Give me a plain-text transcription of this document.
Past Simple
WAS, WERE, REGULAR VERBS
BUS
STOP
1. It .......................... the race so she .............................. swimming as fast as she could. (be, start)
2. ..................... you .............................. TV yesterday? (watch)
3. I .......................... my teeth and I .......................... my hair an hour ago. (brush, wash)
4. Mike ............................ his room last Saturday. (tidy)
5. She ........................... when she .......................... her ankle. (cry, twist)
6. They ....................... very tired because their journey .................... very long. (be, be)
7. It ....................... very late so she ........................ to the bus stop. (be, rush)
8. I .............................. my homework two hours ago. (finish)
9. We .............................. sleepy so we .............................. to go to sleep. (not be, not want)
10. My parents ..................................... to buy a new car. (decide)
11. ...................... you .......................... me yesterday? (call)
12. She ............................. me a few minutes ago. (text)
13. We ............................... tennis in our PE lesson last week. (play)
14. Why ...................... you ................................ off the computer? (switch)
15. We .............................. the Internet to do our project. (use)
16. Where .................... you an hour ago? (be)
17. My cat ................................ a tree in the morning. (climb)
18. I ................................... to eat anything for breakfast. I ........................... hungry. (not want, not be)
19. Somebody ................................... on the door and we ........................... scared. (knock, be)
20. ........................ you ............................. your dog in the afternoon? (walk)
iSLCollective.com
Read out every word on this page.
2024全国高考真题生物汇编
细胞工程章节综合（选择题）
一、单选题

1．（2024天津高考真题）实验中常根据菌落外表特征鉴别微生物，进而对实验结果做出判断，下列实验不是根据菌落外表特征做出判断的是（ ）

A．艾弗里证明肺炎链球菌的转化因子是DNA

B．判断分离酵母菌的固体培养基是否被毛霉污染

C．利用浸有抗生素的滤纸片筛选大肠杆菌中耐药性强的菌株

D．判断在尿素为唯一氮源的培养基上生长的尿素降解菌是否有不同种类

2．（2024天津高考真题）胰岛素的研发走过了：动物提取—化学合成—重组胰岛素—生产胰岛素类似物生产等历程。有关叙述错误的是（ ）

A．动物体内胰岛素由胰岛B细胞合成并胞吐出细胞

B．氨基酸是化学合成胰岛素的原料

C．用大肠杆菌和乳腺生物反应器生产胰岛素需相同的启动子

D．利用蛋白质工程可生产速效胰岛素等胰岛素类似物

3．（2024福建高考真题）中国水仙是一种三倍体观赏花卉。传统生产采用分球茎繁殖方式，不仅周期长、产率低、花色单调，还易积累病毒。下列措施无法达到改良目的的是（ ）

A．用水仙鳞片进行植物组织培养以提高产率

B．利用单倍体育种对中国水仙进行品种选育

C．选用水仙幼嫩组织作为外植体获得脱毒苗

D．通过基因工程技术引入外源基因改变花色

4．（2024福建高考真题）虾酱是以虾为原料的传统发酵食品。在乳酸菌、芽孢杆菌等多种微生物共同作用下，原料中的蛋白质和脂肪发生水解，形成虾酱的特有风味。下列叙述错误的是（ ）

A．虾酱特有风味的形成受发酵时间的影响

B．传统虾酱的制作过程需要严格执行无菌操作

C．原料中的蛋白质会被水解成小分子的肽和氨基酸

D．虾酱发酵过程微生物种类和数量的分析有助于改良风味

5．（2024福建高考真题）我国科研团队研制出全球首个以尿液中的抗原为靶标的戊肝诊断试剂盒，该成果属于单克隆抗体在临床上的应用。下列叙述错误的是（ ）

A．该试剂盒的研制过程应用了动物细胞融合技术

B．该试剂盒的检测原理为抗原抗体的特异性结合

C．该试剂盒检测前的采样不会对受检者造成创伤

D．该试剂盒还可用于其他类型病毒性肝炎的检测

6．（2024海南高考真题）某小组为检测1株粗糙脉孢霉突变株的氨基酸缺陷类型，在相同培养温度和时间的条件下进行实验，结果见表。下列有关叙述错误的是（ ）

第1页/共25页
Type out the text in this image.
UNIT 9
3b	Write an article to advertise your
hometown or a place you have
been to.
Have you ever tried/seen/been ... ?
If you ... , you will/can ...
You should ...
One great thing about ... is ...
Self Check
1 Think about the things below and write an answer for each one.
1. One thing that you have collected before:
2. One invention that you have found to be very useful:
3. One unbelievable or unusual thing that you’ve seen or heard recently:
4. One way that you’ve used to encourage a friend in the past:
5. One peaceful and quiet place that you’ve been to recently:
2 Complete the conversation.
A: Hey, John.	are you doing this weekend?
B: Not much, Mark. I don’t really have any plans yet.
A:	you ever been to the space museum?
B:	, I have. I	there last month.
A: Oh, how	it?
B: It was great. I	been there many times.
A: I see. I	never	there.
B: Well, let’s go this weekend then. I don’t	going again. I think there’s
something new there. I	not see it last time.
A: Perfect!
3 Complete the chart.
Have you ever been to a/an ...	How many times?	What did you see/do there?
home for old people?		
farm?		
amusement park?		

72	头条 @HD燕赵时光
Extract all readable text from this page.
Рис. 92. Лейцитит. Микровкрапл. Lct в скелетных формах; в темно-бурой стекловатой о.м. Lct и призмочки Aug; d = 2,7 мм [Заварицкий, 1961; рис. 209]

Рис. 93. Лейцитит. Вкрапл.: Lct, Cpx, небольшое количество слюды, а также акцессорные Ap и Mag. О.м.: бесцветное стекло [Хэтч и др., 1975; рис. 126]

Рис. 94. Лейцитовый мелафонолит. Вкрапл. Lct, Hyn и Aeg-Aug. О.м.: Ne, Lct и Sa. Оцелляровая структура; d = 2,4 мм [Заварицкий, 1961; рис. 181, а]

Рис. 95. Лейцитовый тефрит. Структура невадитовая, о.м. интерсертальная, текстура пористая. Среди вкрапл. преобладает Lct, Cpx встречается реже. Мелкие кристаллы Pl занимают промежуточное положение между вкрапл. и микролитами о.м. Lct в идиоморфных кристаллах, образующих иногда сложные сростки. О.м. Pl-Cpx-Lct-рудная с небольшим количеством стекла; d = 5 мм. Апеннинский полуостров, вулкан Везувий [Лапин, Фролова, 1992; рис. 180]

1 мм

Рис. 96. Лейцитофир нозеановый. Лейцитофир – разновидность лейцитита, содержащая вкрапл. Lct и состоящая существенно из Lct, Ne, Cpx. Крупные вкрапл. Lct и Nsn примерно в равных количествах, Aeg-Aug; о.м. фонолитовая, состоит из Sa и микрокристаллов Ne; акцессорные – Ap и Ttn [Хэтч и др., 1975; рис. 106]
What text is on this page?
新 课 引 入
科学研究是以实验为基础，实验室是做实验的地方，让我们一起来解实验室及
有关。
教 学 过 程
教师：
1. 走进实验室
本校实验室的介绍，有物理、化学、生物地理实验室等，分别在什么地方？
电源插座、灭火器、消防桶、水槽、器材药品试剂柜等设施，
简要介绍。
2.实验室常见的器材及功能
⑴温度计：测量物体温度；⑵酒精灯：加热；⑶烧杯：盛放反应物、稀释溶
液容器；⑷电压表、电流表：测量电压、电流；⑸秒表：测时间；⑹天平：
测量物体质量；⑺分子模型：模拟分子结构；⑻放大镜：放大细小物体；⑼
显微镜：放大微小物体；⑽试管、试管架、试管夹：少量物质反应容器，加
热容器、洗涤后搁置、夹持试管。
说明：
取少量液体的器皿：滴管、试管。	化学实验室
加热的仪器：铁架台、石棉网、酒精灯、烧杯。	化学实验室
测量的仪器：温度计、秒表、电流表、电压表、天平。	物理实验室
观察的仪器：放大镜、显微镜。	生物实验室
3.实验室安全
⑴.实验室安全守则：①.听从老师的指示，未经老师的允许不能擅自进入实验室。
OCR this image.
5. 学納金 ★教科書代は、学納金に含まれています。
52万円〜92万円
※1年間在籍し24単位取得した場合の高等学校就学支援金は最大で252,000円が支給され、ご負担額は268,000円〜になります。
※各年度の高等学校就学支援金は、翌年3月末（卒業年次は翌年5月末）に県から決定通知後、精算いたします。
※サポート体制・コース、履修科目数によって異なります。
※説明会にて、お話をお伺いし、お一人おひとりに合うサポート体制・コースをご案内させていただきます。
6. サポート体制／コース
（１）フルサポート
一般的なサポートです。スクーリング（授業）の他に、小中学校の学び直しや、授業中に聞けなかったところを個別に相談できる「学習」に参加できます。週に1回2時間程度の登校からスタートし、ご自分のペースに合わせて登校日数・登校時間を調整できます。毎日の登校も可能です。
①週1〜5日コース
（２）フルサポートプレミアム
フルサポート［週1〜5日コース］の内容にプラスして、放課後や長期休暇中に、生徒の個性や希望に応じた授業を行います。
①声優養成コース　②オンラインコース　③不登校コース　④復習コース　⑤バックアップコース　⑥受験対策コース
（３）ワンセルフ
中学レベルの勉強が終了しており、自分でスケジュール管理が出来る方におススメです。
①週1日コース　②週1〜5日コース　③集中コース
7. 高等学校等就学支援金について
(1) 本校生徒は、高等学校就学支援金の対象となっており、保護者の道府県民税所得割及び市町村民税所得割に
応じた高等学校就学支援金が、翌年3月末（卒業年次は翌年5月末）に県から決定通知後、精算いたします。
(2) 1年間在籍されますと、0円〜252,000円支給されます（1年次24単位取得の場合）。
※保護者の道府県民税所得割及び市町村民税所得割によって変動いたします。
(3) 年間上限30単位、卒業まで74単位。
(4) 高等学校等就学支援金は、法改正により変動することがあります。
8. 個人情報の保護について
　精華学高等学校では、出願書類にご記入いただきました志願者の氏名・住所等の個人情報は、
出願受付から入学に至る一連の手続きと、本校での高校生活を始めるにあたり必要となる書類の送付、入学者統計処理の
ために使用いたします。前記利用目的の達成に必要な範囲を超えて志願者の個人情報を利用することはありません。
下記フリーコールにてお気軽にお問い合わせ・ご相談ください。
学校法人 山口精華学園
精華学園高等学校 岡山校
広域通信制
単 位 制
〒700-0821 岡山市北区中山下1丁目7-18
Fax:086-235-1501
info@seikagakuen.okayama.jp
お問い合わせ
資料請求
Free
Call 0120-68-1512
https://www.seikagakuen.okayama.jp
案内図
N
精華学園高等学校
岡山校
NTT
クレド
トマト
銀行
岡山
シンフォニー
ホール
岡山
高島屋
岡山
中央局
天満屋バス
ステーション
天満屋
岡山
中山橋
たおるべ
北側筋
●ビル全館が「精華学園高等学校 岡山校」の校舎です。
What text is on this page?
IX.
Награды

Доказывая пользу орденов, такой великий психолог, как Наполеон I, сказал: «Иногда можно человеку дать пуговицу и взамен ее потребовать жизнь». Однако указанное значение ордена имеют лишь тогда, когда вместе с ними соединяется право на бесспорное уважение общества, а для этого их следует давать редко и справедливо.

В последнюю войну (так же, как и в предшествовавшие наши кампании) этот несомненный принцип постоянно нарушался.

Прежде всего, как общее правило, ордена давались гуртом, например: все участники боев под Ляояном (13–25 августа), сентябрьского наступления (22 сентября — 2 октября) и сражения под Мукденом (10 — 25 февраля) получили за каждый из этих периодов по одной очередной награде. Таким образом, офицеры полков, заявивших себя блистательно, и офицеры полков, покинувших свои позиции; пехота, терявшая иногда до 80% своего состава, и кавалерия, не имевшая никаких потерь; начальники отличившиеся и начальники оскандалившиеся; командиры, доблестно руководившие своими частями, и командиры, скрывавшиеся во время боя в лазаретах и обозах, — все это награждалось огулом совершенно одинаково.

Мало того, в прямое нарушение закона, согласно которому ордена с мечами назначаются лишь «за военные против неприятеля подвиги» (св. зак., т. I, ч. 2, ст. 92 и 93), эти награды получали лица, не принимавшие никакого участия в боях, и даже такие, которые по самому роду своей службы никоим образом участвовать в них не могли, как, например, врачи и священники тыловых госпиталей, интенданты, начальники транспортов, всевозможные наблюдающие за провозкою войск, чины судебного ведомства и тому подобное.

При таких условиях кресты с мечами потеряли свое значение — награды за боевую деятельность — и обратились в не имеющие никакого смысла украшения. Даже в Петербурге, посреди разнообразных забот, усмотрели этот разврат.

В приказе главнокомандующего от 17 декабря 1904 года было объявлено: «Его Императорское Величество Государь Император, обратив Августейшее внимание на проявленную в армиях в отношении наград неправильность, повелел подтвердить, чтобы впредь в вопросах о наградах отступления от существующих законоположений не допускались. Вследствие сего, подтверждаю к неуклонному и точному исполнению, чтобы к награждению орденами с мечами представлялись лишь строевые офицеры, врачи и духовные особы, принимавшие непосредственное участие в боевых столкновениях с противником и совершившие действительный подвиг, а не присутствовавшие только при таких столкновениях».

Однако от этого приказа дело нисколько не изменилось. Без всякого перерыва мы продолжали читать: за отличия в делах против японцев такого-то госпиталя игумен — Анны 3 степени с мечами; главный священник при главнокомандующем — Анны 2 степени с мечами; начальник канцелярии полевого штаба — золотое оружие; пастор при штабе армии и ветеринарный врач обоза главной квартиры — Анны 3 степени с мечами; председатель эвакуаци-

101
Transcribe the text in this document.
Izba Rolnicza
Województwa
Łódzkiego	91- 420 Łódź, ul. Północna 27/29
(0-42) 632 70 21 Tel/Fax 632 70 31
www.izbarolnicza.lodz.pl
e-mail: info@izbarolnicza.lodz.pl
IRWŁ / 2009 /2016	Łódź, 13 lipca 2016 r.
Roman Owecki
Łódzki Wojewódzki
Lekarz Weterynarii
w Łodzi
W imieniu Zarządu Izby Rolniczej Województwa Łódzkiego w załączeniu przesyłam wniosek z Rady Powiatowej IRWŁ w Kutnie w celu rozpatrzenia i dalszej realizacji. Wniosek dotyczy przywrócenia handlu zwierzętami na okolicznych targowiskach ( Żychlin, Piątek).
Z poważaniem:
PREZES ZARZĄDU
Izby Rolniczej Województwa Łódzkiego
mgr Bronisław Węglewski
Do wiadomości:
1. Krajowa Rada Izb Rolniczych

AIM OF THE TASK: Some lines of the records may hold the word "акцессорные". How many do? Answer with a number and nothing else.

SOLUTION: 2